**INFORMATION GIVEN**
--*--

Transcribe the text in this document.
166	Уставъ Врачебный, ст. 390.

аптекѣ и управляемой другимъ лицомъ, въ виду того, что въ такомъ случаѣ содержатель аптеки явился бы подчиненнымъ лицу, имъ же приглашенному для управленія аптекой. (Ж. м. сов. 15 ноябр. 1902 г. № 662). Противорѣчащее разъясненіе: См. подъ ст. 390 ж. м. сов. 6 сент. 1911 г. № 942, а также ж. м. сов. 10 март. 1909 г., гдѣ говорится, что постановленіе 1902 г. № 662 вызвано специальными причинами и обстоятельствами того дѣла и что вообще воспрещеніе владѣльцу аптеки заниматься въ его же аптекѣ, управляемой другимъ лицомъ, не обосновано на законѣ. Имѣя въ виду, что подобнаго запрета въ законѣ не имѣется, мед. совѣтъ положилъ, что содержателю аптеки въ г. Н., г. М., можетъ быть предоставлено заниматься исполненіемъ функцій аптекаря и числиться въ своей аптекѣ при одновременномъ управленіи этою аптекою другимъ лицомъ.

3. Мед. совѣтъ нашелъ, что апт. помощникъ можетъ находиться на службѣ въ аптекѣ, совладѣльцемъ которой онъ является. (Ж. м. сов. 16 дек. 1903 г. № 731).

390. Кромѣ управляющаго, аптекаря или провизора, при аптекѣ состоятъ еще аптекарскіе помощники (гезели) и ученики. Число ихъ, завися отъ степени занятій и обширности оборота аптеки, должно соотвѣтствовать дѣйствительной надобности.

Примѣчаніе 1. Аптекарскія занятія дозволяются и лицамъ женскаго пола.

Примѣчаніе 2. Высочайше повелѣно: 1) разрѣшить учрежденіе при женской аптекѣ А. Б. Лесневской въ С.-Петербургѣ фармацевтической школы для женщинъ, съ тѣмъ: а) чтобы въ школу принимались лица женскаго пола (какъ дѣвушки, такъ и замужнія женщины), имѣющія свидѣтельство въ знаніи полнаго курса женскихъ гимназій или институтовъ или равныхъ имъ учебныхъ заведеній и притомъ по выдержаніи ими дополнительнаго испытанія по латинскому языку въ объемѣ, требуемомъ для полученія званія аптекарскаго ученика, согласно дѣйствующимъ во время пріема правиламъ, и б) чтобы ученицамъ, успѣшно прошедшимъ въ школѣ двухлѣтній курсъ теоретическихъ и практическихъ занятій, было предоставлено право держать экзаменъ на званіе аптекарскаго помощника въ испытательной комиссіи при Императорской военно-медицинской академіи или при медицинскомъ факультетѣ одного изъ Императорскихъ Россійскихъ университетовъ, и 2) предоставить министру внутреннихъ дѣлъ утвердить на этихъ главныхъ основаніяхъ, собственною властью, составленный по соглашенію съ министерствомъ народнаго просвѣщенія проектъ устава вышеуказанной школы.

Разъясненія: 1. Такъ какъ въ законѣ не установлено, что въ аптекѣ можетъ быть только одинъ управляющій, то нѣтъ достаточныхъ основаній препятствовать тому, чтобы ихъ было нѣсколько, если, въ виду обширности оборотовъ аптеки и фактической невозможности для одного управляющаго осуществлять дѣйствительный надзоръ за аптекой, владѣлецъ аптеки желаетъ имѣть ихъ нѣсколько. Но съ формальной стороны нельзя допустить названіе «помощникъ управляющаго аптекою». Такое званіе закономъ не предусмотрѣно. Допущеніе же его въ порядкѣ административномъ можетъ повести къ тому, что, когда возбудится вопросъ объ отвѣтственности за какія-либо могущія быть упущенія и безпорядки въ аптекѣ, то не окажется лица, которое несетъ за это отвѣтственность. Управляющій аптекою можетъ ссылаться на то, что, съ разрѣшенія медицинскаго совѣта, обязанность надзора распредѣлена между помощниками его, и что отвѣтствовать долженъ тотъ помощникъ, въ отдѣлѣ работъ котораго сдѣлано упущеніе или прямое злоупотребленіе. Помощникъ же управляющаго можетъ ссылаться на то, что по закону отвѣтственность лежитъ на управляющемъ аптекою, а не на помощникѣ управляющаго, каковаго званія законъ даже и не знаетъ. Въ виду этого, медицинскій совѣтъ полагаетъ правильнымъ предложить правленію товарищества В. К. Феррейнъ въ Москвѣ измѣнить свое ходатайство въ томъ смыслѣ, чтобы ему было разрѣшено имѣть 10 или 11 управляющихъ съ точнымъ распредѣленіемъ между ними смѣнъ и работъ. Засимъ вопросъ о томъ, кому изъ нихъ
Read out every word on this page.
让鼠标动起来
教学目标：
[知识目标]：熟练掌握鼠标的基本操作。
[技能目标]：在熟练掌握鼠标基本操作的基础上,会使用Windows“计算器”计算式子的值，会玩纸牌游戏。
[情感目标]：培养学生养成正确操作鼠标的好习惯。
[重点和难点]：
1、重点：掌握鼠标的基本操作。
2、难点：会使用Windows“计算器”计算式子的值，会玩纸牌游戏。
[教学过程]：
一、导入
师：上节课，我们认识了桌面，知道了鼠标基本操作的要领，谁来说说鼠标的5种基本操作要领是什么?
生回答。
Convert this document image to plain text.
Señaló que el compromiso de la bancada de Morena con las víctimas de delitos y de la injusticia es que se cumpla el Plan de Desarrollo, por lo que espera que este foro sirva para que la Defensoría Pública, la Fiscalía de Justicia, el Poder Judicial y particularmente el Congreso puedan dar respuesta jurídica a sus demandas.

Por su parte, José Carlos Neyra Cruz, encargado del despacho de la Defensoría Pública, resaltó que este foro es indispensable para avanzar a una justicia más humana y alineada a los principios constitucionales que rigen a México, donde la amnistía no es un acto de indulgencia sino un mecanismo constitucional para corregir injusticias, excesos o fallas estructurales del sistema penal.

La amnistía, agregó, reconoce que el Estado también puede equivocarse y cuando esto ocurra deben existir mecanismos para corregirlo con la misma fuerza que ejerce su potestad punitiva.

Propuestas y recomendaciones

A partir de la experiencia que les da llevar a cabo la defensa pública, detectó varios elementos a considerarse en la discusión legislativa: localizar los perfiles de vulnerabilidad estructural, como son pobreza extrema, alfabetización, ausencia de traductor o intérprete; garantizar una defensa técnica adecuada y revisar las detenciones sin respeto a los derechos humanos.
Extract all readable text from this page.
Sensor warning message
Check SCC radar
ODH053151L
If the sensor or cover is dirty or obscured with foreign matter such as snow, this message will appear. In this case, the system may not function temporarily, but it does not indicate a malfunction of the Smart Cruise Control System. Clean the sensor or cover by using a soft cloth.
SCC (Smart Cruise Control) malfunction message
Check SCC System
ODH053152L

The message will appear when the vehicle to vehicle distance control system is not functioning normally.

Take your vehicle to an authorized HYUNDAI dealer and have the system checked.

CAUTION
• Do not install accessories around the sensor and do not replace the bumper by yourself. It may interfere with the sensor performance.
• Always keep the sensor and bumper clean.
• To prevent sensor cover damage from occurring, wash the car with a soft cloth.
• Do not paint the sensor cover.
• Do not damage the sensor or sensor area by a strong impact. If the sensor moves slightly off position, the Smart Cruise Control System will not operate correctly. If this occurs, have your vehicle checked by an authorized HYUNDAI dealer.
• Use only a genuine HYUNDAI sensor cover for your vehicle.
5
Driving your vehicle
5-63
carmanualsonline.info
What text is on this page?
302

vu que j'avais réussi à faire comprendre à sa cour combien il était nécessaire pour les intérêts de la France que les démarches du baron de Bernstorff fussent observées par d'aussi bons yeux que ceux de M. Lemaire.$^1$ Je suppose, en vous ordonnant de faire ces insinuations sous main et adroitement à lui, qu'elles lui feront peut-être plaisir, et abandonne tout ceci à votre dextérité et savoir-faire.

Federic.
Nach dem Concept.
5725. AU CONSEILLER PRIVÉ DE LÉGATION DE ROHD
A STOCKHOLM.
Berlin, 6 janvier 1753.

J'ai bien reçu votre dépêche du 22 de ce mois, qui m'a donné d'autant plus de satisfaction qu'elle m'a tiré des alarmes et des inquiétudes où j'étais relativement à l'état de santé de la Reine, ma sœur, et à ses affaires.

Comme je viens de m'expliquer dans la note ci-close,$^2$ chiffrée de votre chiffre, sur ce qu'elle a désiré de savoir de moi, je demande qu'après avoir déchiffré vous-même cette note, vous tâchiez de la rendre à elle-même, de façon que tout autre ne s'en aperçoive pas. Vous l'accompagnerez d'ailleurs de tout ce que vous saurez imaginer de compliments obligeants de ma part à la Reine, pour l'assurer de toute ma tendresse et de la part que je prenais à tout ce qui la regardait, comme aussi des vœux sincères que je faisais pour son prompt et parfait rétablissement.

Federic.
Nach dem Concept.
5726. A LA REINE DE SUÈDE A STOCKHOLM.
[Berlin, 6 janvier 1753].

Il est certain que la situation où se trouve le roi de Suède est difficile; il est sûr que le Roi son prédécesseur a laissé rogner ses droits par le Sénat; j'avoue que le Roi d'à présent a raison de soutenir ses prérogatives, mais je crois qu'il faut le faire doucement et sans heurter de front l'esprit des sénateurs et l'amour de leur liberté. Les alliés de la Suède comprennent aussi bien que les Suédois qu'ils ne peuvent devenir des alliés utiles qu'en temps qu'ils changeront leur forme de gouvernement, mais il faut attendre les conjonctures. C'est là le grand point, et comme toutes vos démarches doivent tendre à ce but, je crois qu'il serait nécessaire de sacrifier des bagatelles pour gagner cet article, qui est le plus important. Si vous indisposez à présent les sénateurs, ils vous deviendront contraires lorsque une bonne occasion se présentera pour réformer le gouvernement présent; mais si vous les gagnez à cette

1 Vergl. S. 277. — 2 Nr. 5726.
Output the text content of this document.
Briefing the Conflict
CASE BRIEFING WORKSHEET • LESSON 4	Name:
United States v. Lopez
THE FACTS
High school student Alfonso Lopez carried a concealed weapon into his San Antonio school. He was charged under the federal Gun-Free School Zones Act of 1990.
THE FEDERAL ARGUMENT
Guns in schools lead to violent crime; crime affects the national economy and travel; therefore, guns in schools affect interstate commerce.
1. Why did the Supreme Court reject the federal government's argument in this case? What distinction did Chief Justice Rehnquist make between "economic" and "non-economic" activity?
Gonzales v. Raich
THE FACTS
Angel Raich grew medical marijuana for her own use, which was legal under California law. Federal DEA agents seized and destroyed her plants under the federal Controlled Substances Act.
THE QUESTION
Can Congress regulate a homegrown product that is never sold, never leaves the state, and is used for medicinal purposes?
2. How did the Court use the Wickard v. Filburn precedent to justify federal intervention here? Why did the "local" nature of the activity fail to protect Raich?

--*--

Find all lines where the word "activity" appears. Copy them.

1. Why did the Supreme Court reject the federal government's argument in this case? What distinction did Chief Justice Rehnquist make between "economic" and "non-economic" activity?
2. How did the Court use the Wickard v. Filburn precedent to justify federal intervention here? Why did the "local" nature of the activity fail to protect Raich?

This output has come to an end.